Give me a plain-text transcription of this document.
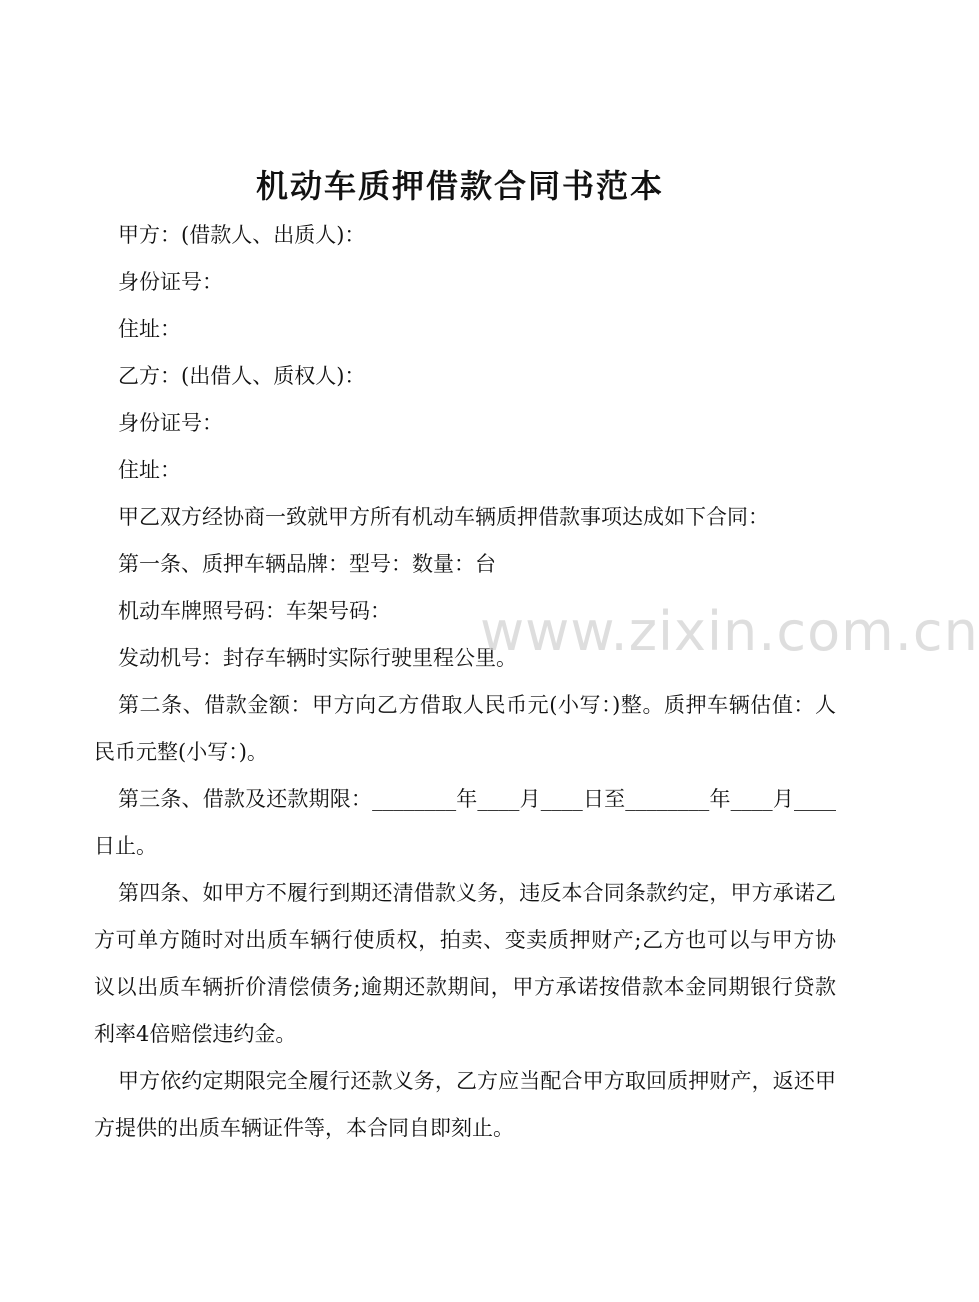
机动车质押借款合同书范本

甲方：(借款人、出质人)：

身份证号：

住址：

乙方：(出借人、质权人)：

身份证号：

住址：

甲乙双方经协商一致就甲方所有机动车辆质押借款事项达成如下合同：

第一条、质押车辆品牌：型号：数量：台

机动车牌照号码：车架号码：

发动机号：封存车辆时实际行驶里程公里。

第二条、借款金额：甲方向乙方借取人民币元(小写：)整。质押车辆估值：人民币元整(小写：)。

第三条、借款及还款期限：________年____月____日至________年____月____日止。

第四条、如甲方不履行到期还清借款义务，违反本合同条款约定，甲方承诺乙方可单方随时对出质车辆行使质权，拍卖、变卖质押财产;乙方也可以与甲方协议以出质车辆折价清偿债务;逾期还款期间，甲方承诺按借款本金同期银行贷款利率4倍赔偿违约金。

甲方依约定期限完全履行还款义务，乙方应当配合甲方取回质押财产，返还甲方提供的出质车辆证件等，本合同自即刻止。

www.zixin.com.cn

* * *

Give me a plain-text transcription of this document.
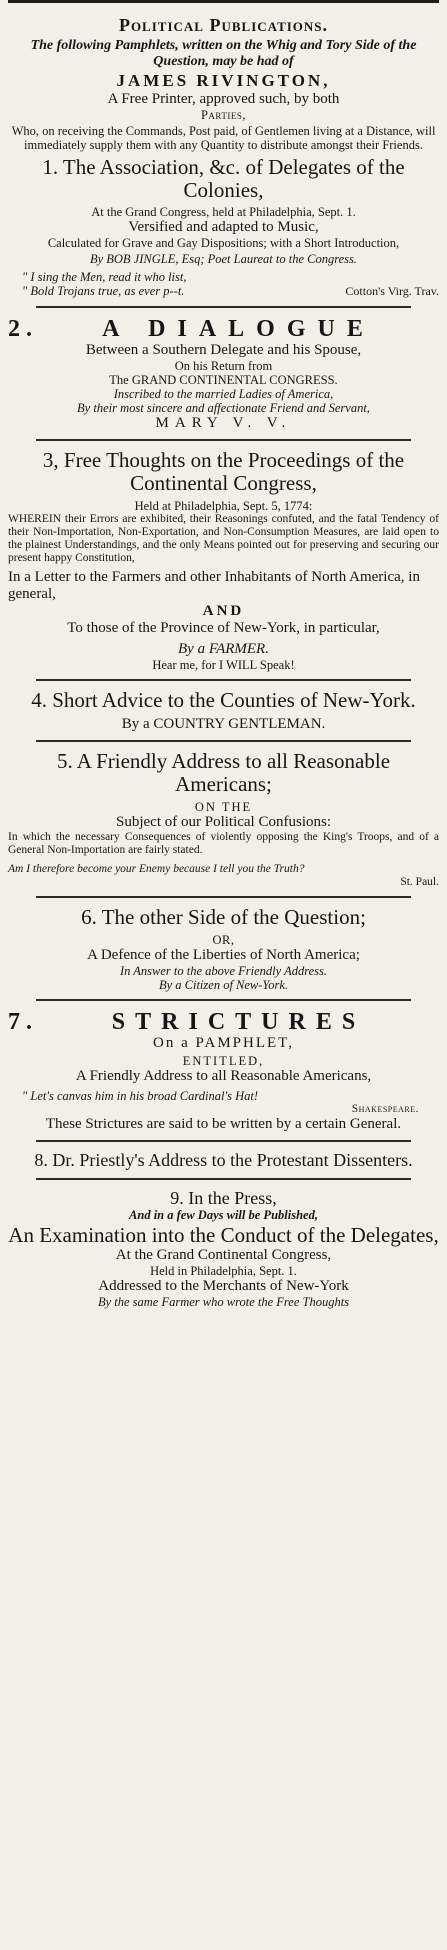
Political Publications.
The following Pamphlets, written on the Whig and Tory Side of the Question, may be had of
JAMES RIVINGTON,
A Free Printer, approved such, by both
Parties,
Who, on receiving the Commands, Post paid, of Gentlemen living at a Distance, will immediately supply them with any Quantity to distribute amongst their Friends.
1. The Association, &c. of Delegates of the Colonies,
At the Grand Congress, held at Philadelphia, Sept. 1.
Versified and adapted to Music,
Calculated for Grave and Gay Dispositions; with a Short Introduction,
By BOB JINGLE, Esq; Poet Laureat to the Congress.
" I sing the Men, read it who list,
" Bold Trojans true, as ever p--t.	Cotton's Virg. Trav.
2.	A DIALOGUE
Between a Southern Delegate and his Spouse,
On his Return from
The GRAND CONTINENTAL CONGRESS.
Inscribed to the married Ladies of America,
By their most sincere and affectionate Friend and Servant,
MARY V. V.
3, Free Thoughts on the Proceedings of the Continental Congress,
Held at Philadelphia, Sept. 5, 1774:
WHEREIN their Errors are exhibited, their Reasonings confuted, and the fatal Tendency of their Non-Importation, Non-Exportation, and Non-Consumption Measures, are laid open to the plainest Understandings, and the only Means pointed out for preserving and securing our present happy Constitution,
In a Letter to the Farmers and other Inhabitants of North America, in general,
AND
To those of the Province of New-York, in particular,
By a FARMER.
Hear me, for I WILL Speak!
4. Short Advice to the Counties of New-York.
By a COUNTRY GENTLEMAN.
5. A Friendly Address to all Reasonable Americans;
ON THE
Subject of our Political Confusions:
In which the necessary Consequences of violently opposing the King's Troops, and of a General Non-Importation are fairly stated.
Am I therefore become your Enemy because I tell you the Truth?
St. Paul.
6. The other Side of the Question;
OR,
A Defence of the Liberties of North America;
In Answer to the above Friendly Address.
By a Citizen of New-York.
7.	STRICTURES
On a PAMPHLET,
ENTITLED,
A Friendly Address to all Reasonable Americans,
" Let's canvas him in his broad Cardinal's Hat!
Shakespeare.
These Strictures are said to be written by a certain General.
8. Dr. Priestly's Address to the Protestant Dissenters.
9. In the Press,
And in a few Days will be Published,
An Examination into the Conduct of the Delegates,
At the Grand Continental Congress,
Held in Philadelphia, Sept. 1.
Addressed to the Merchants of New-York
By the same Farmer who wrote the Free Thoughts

* Directions for this task
Where a line above includes "Friendly", copy that line.

* Full solution
5. A Friendly Address to all Reasonable Americans;
In Answer to the above Friendly Address.
A Friendly Address to all Reasonable Americans,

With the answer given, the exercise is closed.